EXERCISE TASK »
Each line below should be reproduced without any alteration.

══ RECORDED INFORMATION

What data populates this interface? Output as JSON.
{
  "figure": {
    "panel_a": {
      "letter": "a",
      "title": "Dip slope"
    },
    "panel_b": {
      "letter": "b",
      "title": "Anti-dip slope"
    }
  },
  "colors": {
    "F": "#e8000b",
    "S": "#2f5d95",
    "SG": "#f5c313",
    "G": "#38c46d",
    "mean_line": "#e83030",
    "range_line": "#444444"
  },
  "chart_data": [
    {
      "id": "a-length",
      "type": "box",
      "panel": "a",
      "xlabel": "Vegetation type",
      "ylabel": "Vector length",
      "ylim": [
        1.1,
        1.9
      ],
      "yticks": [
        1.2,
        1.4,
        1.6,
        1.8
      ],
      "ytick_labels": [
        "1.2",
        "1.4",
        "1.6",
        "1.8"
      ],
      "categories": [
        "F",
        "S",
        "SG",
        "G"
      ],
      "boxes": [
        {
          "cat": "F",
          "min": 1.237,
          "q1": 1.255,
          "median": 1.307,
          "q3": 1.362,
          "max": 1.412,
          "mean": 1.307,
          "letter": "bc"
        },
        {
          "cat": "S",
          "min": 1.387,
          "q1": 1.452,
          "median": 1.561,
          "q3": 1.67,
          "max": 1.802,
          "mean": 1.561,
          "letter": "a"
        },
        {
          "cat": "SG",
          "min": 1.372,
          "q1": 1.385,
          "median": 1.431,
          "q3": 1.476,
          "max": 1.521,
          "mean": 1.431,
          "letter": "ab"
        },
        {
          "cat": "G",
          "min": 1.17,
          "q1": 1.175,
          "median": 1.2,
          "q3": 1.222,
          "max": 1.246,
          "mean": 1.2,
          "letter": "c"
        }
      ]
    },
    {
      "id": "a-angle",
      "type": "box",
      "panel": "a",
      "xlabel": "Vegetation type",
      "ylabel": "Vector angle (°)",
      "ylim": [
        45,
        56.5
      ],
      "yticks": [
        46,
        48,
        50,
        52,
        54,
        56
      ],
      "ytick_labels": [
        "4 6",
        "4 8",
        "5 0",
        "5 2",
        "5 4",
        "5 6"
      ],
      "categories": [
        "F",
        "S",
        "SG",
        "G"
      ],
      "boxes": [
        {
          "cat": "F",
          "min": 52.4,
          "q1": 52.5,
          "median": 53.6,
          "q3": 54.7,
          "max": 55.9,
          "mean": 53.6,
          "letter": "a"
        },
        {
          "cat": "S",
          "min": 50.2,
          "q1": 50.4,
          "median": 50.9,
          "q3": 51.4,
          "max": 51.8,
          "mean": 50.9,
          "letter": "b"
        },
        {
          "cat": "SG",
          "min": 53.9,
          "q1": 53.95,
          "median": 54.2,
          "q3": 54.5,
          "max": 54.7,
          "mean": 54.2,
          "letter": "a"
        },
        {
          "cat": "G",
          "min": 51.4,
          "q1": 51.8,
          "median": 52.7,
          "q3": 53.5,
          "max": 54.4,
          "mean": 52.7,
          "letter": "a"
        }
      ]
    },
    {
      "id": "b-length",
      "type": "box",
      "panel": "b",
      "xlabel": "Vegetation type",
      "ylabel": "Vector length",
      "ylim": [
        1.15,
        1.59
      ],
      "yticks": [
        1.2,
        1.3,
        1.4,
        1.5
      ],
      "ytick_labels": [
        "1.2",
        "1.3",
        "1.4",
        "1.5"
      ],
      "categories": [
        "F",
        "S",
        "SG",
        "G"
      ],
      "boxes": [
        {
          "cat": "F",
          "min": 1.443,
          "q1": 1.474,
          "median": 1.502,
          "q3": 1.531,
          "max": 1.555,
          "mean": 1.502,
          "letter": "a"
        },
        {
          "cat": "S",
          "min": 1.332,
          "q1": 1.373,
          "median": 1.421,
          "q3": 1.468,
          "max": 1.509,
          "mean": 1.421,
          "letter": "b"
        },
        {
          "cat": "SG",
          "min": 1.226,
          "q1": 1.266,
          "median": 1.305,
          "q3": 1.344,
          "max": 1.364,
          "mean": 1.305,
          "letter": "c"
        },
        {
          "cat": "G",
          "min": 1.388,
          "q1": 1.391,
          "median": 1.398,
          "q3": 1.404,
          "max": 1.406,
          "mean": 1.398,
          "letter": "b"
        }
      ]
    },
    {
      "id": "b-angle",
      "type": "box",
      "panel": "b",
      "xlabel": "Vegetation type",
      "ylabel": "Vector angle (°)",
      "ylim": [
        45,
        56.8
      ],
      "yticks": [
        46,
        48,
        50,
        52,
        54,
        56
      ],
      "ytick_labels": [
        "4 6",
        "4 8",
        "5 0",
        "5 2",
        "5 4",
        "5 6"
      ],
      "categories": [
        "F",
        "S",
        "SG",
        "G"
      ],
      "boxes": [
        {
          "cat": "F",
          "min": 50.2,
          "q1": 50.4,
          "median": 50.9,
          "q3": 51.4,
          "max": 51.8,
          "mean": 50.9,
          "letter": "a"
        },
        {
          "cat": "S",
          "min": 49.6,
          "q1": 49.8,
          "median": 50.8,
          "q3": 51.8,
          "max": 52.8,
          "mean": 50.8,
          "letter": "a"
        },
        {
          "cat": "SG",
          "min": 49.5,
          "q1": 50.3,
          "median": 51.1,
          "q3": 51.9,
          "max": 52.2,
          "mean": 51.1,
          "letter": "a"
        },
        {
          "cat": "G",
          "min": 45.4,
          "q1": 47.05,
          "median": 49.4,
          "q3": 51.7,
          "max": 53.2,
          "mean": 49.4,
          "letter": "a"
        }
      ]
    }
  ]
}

════

WRITTEN REPLY »
What data populates this interface? Output as JSON.
{
  "figure": {
    "panel_a": {
      "letter": "a",
      "title": "Dip slope"
    },
    "panel_b": {
      "letter": "b",
      "title": "Anti-dip slope"
    }
  },
  "colors": {
    "F": "#e8000b",
    "S": "#2f5d95",
    "SG": "#f5c313",
    "G": "#38c46d",
    "mean_line": "#e83030",
    "range_line": "#444444"
  },
  "chart_data": [
    {
      "id": "a-length",
      "type": "box",
      "panel": "a",
      "xlabel": "Vegetation type",
      "ylabel": "Vector length",
      "ylim": [
        1.1,
        1.9
      ],
      "yticks": [
        1.2,
        1.4,
        1.6,
        1.8
      ],
      "ytick_labels": [
        "1.2",
        "1.4",
        "1.6",
        "1.8"
      ],
      "categories": [
        "F",
        "S",
        "SG",
        "G"
      ],
      "boxes": [
        {
          "cat": "F",
          "min": 1.237,
          "q1": 1.255,
          "median": 1.307,
          "q3": 1.362,
          "max": 1.412,
          "mean": 1.307,
          "letter": "bc"
        },
        {
          "cat": "S",
          "min": 1.387,
          "q1": 1.452,
          "median": 1.561,
          "q3": 1.67,
          "max": 1.802,
          "mean": 1.561,
          "letter": "a"
        },
        {
          "cat": "SG",
          "min": 1.372,
          "q1": 1.385,
          "median": 1.431,
          "q3": 1.476,
          "max": 1.521,
          "mean": 1.431,
          "letter": "ab"
        },
        {
          "cat": "G",
          "min": 1.17,
          "q1": 1.175,
          "median": 1.2,
          "q3": 1.222,
          "max": 1.246,
          "mean": 1.2,
          "letter": "c"
        }
      ]
    },
    {
      "id": "a-angle",
      "type": "box",
      "panel": "a",
      "xlabel": "Vegetation type",
      "ylabel": "Vector angle (°)",
      "ylim": [
        45,
        56.5
      ],
      "yticks": [
        46,
        48,
        50,
        52,
        54,
        56
      ],
      "ytick_labels": [
        "4 6",
        "4 8",
        "5 0",
        "5 2",
        "5 4",
        "5 6"
      ],
      "categories": [
        "F",
        "S",
        "SG",
        "G"
      ],
      "boxes": [
        {
          "cat": "F",
          "min": 52.4,
          "q1": 52.5,
          "median": 53.6,
          "q3": 54.7,
          "max": 55.9,
          "mean": 53.6,
          "letter": "a"
        },
        {
          "cat": "S",
          "min": 50.2,
          "q1": 50.4,
          "median": 50.9,
          "q3": 51.4,
          "max": 51.8,
          "mean": 50.9,
          "letter": "b"
        },
        {
          "cat": "SG",
          "min": 53.9,
          "q1": 53.95,
          "median": 54.2,
          "q3": 54.5,
          "max": 54.7,
          "mean": 54.2,
          "letter": "a"
        },
        {
          "cat": "G",
          "min": 51.4,
          "q1": 51.8,
          "median": 52.7,
          "q3": 53.5,
          "max": 54.4,
          "mean": 52.7,
          "letter": "a"
        }
      ]
    },
    {
      "id": "b-length",
      "type": "box",
      "panel": "b",
      "xlabel": "Vegetation type",
      "ylabel": "Vector length",
      "ylim": [
        1.15,
        1.59
      ],
      "yticks": [
        1.2,
        1.3,
        1.4,
        1.5
      ],
      "ytick_labels": [
        "1.2",
        "1.3",
        "1.4",
        "1.5"
      ],
      "categories": [
        "F",
        "S",
        "SG",
        "G"
      ],
      "boxes": [
        {
          "cat": "F",
          "min": 1.443,
          "q1": 1.474,
          "median": 1.502,
          "q3": 1.531,
          "max": 1.555,
          "mean": 1.502,
          "letter": "a"
        },
        {
          "cat": "S",
          "min": 1.332,
          "q1": 1.373,
          "median": 1.421,
          "q3": 1.468,
          "max": 1.509,
          "mean": 1.421,
          "letter": "b"
        },
        {
          "cat": "SG",
          "min": 1.226,
          "q1": 1.266,
          "median": 1.305,
          "q3": 1.344,
          "max": 1.364,
          "mean": 1.305,
          "letter": "c"
        },
        {
          "cat": "G",
          "min": 1.388,
          "q1": 1.391,
          "median": 1.398,
          "q3": 1.404,
          "max": 1.406,
          "mean": 1.398,
          "letter": "b"
        }
      ]
    },
    {
      "id": "b-angle",
      "type": "box",
      "panel": "b",
      "xlabel": "Vegetation type",
      "ylabel": "Vector angle (°)",
      "ylim": [
        45,
        56.8
      ],
      "yticks": [
        46,
        48,
        50,
        52,
        54,
        56
      ],
      "ytick_labels": [
        "4 6",
        "4 8",
        "5 0",
        "5 2",
        "5 4",
        "5 6"
      ],
      "categories": [
        "F",
        "S",
        "SG",
        "G"
      ],
      "boxes": [
        {
          "cat": "F",
          "min": 50.2,
          "q1": 50.4,
          "median": 50.9,
          "q3": 51.4,
          "max": 51.8,
          "mean": 50.9,
          "letter": "a"
        },
        {
          "cat": "S",
          "min": 49.6,
          "q1": 49.8,
          "median": 50.8,
          "q3": 51.8,
          "max": 52.8,
          "mean": 50.8,
          "letter": "a"
        },
        {
          "cat": "SG",
          "min": 49.5,
          "q1": 50.3,
          "median": 51.1,
          "q3": 51.9,
          "max": 52.2,
          "mean": 51.1,
          "letter": "a"
        },
        {
          "cat": "G",
          "min": 45.4,
          "q1": 47.05,
          "median": 49.4,
          "q3": 51.7,
          "max": 53.2,
          "mean": 49.4,
          "letter": "a"
        }
      ]
    }
  ]
}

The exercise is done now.